— START —
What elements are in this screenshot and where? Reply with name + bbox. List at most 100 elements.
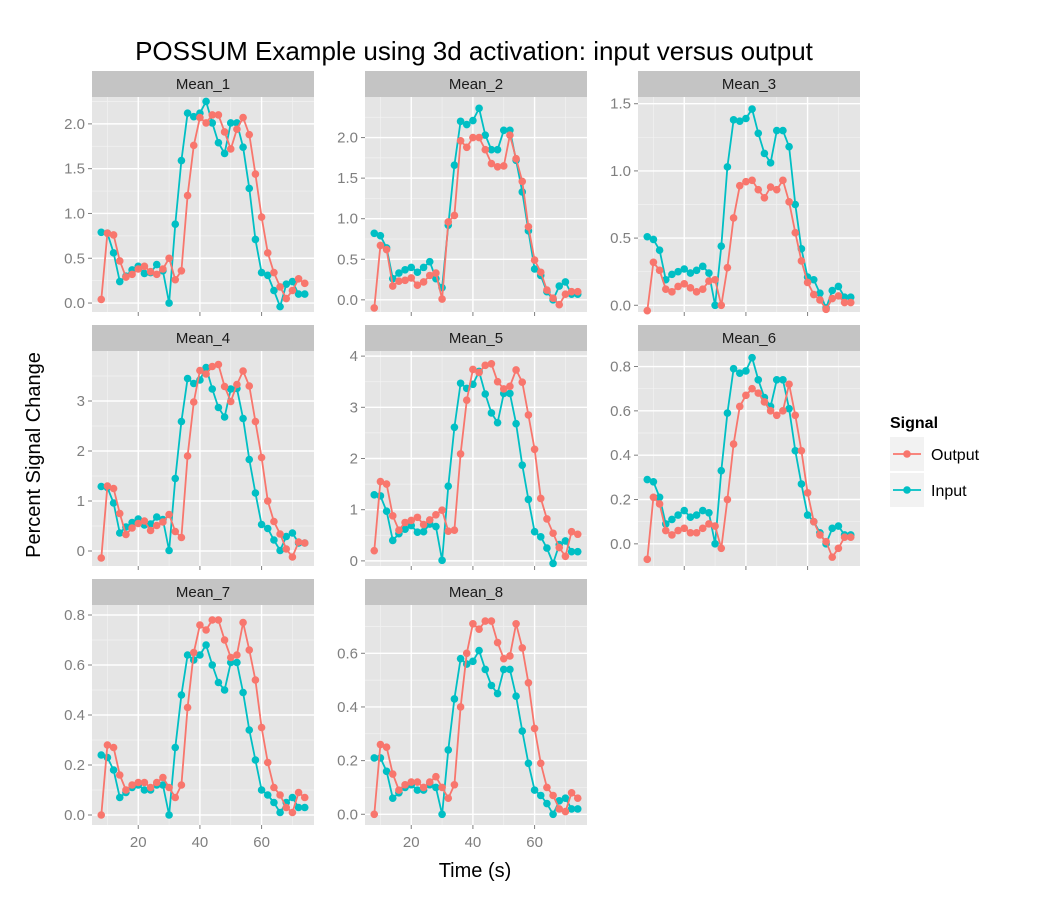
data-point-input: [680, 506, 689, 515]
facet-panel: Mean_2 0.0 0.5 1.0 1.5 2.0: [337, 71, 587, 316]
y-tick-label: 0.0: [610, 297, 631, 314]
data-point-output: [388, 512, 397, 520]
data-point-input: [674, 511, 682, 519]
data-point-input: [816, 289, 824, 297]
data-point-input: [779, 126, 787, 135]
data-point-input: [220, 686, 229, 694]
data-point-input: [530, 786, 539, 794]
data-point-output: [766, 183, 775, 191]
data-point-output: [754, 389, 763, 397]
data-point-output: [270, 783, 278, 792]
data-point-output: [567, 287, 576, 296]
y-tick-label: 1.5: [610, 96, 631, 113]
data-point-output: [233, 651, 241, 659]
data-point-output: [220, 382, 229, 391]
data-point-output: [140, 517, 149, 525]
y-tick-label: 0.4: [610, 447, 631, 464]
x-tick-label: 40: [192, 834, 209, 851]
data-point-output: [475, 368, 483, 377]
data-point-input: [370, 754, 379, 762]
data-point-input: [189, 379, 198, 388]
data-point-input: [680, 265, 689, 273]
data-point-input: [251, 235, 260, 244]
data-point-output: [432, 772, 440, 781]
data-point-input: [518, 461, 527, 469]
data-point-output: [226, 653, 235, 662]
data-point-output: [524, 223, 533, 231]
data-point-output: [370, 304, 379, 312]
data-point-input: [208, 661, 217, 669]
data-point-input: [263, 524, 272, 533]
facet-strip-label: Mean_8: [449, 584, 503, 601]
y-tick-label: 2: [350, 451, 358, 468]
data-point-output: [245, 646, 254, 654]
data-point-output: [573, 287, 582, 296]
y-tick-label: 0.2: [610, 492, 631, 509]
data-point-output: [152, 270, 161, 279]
— END —
• [Task requirements]:
Copy out every line above word for word, leaving out the picture.

• [Result of the task]:
What elements are in this screenshot and where? Reply with name + bbox. List at most 100 elements.
data-point-input: [680, 506, 689, 515]
facet-panel: Mean_2 0.0 0.5 1.0 1.5 2.0: [337, 71, 587, 316]
y-tick-label: 0.0: [610, 297, 631, 314]
data-point-output: [388, 512, 397, 520]
data-point-input: [674, 511, 682, 519]
data-point-input: [816, 289, 824, 297]
data-point-input: [779, 126, 787, 135]
data-point-input: [220, 686, 229, 694]
data-point-input: [530, 786, 539, 794]
data-point-output: [766, 183, 775, 191]
data-point-output: [754, 389, 763, 397]
data-point-output: [270, 783, 278, 792]
data-point-output: [567, 287, 576, 296]
y-tick-label: 1.5: [610, 96, 631, 113]
data-point-output: [233, 651, 241, 659]
data-point-output: [220, 382, 229, 391]
data-point-output: [140, 517, 149, 525]
y-tick-label: 0.4: [610, 447, 631, 464]
x-tick-label: 40: [192, 834, 209, 851]
data-point-output: [475, 368, 483, 377]
data-point-input: [370, 754, 379, 762]
data-point-input: [189, 379, 198, 388]
data-point-input: [680, 265, 689, 273]
data-point-input: [251, 235, 260, 244]
data-point-output: [432, 772, 440, 781]
data-point-input: [518, 461, 527, 469]
data-point-output: [226, 653, 235, 662]
data-point-output: [524, 223, 533, 231]
data-point-output: [370, 304, 379, 312]
data-point-input: [208, 661, 217, 669]
data-point-input: [263, 524, 272, 533]
facet-strip-label: Mean_8: [449, 584, 503, 601]
y-tick-label: 2: [350, 451, 358, 468]
data-point-output: [245, 646, 254, 654]
data-point-output: [573, 287, 582, 296]
y-tick-label: 0.2: [610, 492, 631, 509]
data-point-output: [152, 270, 161, 279]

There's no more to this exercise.